• _PROBLEM A_
Answer these questions from the blog post, one line each:
(i) What does the writer linger over in the morning?
(ii) Who takes the photo on the ice by Snowdrop's school?
(iii) What is the convention center showing this weekend?
• _PROBLEM B_
According to the blog post, what are all the things the writer keeps track of?
• _PROBLEM C_
Please decide whether each statement agrees with the blog post, and support each yes or no with a quotation:
(i) The garden expo is this weekend.
(ii) The writer and Ed buy tickets for the RV show.
(iii) Ed and the writer both drop Snowdrop off.

After, she so wants to cajole us into play, but I linger over my coffee. Oh, how I love to linger over that last mouthful in the morning!
Still, Snowdrop is ever hopeful...
The three of us do play for a while. When I say it's time to go out, she's not at all opposed to that idea. She just uses it as an invitation to play hide and seek while I take out all the necessary jackets boots and mitts...
(When do you tell your little one that the left and the right boot are not the same?)
(Surely not if you only have a short walk before you...)
Ed and I both drop her off. We have a list of aspirational stuff to do afterwards. First -- a few minutes on the ice just by Snowdrop's school. It's not exactly a smooth surface, but it's good to get some practice glides. (Ed takes the photo.)
Next we go to the garden expo at the big convention center down the street. If you're a Madisonian and a gardening enthusiast, you'll probably ask -- what garden expo?
Well you might wonder. I keep track of months. I keep track of days of the week. And I certainly keep track of weather patterns. But the date itself? I don't pay attention to it.
The garden expo is next week! This weekend - it's all about RVs!
We don't bother buying tickets for that. But there are a few exceptionally large "portable homes" that are standing outside and these you can explore for free. We do that.
Inevitably you start to wonder -- could you do a caravaning (to borrow the British term) trip across the country? We have friends who travel south this way each winter. And they love it! The freedom! The adventure! Trading information on where best to park for the night (Walmart). Finally landing by some beachy place and enjoying glorious sunshine while we up north complain incessantly about the weather.
I couldn't do it. Indeed, I announce boldly -- I wouldn't do this if you paid me!
The long stretches of highway. The overnights in parking lots or at best -- RV campgrounds. The tiny space inside (though the homes we entered weren't so tiny).
Ed glances at me -- you would too do it if someone paid you.

(Items from a dataset)

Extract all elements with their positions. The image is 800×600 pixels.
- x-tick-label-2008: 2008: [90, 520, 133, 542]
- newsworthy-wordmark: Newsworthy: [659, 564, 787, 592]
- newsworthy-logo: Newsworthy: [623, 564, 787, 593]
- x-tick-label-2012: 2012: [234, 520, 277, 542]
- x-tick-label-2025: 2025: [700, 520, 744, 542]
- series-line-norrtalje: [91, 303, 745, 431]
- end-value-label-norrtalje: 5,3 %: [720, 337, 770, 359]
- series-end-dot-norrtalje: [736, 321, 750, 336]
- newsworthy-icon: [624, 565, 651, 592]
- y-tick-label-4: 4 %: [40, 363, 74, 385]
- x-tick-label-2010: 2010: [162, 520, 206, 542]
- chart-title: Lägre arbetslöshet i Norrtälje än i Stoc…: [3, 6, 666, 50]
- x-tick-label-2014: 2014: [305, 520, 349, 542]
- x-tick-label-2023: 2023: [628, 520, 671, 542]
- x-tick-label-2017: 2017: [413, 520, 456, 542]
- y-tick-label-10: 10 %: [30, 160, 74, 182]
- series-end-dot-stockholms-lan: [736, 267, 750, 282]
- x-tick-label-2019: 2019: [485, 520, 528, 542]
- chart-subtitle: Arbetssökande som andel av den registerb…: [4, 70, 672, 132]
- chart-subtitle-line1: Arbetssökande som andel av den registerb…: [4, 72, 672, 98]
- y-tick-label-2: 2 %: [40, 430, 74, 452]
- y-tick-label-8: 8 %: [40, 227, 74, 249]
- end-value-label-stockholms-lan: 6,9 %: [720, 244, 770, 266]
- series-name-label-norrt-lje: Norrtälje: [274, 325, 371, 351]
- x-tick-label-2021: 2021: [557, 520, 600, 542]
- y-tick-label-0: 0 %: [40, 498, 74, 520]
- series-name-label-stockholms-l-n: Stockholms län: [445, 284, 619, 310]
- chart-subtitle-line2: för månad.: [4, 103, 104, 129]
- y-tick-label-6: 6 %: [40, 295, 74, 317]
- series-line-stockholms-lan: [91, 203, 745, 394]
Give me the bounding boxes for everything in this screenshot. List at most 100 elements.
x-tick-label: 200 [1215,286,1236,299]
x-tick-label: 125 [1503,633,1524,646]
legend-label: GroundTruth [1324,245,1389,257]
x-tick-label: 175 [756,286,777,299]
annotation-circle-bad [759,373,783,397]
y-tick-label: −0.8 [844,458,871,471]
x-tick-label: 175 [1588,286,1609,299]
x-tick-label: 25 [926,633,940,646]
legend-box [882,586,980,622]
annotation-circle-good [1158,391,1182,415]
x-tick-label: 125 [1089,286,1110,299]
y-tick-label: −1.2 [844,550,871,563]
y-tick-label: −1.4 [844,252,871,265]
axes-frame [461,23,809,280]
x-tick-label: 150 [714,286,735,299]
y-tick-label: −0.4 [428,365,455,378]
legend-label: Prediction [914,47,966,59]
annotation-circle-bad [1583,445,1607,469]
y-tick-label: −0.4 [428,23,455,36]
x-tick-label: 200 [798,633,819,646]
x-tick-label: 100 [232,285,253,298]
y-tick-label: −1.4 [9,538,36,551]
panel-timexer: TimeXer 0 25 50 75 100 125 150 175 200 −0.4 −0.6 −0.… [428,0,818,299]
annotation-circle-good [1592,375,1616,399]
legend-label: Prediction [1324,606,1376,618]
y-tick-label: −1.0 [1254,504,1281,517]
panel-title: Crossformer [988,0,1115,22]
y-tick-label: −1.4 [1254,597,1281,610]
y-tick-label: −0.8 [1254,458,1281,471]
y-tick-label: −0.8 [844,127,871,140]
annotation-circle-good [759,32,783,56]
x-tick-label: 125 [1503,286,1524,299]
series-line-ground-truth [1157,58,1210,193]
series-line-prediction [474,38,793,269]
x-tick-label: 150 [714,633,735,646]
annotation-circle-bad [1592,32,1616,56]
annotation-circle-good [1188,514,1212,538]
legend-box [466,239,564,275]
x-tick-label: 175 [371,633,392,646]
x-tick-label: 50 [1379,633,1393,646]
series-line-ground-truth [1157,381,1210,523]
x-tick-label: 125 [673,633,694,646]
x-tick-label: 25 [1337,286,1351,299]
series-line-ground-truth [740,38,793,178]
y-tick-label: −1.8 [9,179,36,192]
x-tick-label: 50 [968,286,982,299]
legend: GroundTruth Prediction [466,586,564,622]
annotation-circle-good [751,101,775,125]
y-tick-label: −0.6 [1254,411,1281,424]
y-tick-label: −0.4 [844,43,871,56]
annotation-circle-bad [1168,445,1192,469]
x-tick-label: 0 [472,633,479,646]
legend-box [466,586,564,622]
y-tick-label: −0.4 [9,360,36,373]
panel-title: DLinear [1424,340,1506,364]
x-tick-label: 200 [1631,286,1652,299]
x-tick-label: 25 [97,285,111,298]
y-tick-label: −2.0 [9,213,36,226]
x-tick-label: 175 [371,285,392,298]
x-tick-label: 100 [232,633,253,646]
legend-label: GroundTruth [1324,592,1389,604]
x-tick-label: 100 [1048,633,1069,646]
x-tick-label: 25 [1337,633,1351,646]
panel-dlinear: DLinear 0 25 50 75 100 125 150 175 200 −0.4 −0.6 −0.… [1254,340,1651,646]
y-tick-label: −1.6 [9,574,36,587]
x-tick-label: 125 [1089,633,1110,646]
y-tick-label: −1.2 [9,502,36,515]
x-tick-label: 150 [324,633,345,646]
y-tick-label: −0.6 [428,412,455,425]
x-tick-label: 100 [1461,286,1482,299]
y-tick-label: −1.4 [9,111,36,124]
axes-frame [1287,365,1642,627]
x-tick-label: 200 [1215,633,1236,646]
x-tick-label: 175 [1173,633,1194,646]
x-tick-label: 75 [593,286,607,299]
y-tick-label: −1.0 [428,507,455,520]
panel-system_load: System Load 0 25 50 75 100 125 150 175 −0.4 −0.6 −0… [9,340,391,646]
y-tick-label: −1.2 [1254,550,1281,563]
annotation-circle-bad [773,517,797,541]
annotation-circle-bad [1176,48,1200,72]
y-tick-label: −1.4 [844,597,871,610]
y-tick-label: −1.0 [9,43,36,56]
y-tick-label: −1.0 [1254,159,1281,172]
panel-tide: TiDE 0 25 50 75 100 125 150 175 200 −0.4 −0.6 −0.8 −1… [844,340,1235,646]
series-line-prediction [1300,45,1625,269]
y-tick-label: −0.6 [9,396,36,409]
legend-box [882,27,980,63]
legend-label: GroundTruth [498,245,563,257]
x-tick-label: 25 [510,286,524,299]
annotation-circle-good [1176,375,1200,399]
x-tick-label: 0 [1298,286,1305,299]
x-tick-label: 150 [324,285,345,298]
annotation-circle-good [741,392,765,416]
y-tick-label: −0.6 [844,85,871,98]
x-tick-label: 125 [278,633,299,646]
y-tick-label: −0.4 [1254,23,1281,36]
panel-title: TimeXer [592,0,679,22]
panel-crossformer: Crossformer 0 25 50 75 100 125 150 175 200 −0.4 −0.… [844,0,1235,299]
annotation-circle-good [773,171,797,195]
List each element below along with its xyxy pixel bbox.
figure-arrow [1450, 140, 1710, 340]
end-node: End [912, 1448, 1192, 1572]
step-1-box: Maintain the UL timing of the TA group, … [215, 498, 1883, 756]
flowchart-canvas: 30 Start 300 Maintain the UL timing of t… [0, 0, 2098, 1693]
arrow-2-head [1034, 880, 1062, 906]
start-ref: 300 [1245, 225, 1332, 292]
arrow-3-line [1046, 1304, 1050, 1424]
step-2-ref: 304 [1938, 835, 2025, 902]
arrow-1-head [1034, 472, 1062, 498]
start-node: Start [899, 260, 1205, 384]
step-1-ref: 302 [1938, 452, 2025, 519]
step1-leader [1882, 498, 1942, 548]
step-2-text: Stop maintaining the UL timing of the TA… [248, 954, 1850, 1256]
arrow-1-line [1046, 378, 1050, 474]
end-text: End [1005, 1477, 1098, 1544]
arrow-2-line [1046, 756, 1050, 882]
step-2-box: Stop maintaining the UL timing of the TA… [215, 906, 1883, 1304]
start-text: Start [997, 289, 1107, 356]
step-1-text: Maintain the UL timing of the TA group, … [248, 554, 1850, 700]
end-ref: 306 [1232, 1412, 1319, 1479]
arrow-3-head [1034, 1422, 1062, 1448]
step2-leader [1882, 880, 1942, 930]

• _FULL OUTPUT A_
(i) The last mouthful of coffee
(ii) Ed
(iii) RVs

• _FULL OUTPUT B_
Months, days of the week, and weather patterns

• _FULL OUTPUT C_
(i) No: "The garden expo is next week!"
(ii) No: "We don't bother buying tickets for that."
(iii) Yes: "Ed and I both drop her off."